- _EXERCISE PROMPT_:
Would you set down every entry shown below, precisely as written?

- _INPUT ROWS_:
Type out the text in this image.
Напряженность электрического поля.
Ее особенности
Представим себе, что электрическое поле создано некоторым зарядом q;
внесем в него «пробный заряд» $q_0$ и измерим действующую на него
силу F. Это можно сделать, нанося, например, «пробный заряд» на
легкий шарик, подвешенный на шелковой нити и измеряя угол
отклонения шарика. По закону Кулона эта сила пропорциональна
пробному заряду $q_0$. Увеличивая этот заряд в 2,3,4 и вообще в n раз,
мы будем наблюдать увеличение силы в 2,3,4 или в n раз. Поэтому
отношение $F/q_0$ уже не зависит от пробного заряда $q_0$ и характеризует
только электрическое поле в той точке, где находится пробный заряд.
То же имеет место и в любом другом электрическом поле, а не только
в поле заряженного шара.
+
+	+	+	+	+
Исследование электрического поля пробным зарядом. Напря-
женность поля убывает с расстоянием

- _ANSWER TO THE TASK_:
Type out the text in this image.
Напряженность электрического поля.
Ее особенности
Представим себе, что электрическое поле создано некоторым зарядом q;
внесем в него «пробный заряд» $q_0$ и измерим действующую на него
силу F. Это можно сделать, нанося, например, «пробный заряд» на
легкий шарик, подвешенный на шелковой нити и измеряя угол
отклонения шарика. По закону Кулона эта сила пропорциональна
пробному заряду $q_0$. Увеличивая этот заряд в 2,3,4 и вообще в n раз,
мы будем наблюдать увеличение силы в 2,3,4 или в n раз. Поэтому
отношение $F/q_0$ уже не зависит от пробного заряда $q_0$ и характеризует
только электрическое поле в той точке, где находится пробный заряд.
То же имеет место и в любом другом электрическом поле, а не только
в поле заряженного шара.
+
+	+	+	+	+
Исследование электрического поля пробным зарядом. Напря-
женность поля убывает с расстоянием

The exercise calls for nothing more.